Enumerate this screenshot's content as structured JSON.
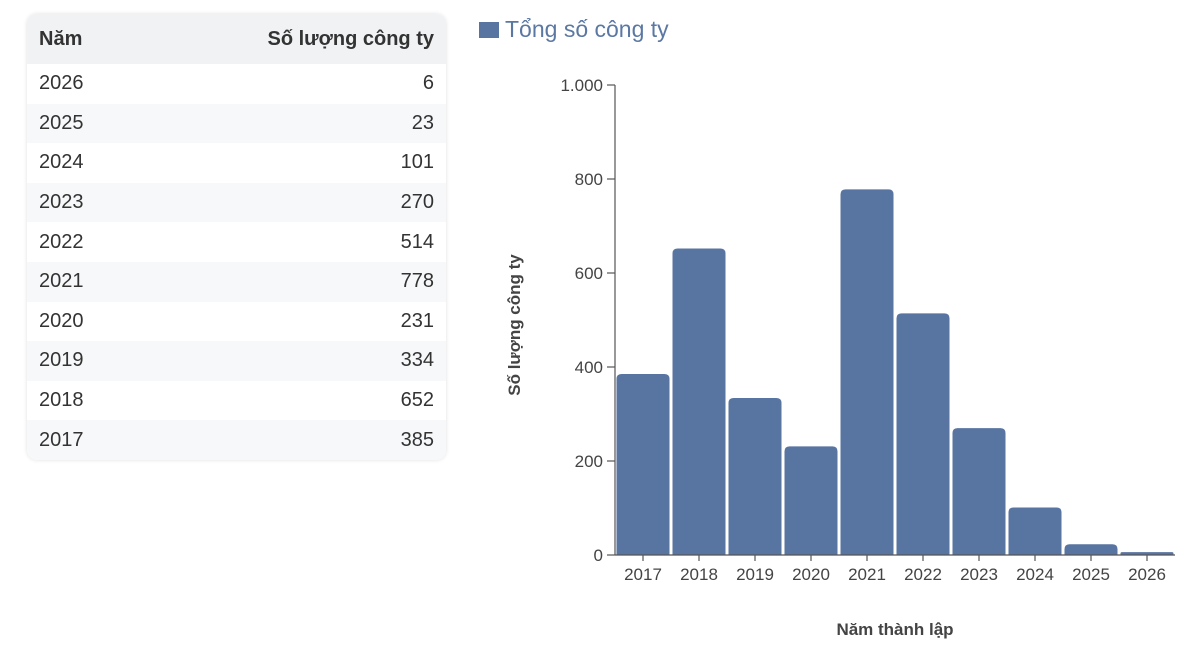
{
  "table": {
    "headers": {
      "year": "Năm",
      "count": "Số lượng công ty"
    },
    "rows": [
      {
        "year": "2026",
        "count": "6"
      },
      {
        "year": "2025",
        "count": "23"
      },
      {
        "year": "2024",
        "count": "101"
      },
      {
        "year": "2023",
        "count": "270"
      },
      {
        "year": "2022",
        "count": "514"
      },
      {
        "year": "2021",
        "count": "778"
      },
      {
        "year": "2020",
        "count": "231"
      },
      {
        "year": "2019",
        "count": "334"
      },
      {
        "year": "2018",
        "count": "652"
      },
      {
        "year": "2017",
        "count": "385"
      }
    ]
  },
  "chart_data": {
    "type": "bar",
    "categories": [
      "2017",
      "2018",
      "2019",
      "2020",
      "2021",
      "2022",
      "2023",
      "2024",
      "2025",
      "2026"
    ],
    "series": [
      {
        "name": "Tổng số công ty",
        "values": [
          385,
          652,
          334,
          231,
          778,
          514,
          270,
          101,
          23,
          6
        ],
        "color": "#5874a1"
      }
    ],
    "xlabel": "Năm thành lập",
    "ylabel": "Số lượng công ty",
    "ylim": [
      0,
      1000
    ],
    "yticks": [
      0,
      200,
      400,
      600,
      800,
      1000
    ],
    "ytick_labels": [
      "0",
      "200",
      "400",
      "600",
      "800",
      "1.000"
    ],
    "legend": "top-left",
    "grid": false
  }
}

____

→ Written instruction
All preceding records should be duplicated verbatim, images excepted.

→ Result of the exercise
Enumerate this screenshot's content as structured JSON.
{
  "table": {
    "headers": {
      "year": "Năm",
      "count": "Số lượng công ty"
    },
    "rows": [
      {
        "year": "2026",
        "count": "6"
      },
      {
        "year": "2025",
        "count": "23"
      },
      {
        "year": "2024",
        "count": "101"
      },
      {
        "year": "2023",
        "count": "270"
      },
      {
        "year": "2022",
        "count": "514"
      },
      {
        "year": "2021",
        "count": "778"
      },
      {
        "year": "2020",
        "count": "231"
      },
      {
        "year": "2019",
        "count": "334"
      },
      {
        "year": "2018",
        "count": "652"
      },
      {
        "year": "2017",
        "count": "385"
      }
    ]
  },
  "chart_data": {
    "type": "bar",
    "categories": [
      "2017",
      "2018",
      "2019",
      "2020",
      "2021",
      "2022",
      "2023",
      "2024",
      "2025",
      "2026"
    ],
    "series": [
      {
        "name": "Tổng số công ty",
        "values": [
          385,
          652,
          334,
          231,
          778,
          514,
          270,
          101,
          23,
          6
        ],
        "color": "#5874a1"
      }
    ],
    "xlabel": "Năm thành lập",
    "ylabel": "Số lượng công ty",
    "ylim": [
      0,
      1000
    ],
    "yticks": [
      0,
      200,
      400,
      600,
      800,
      1000
    ],
    "ytick_labels": [
      "0",
      "200",
      "400",
      "600",
      "800",
      "1.000"
    ],
    "legend": "top-left",
    "grid": false
  }
}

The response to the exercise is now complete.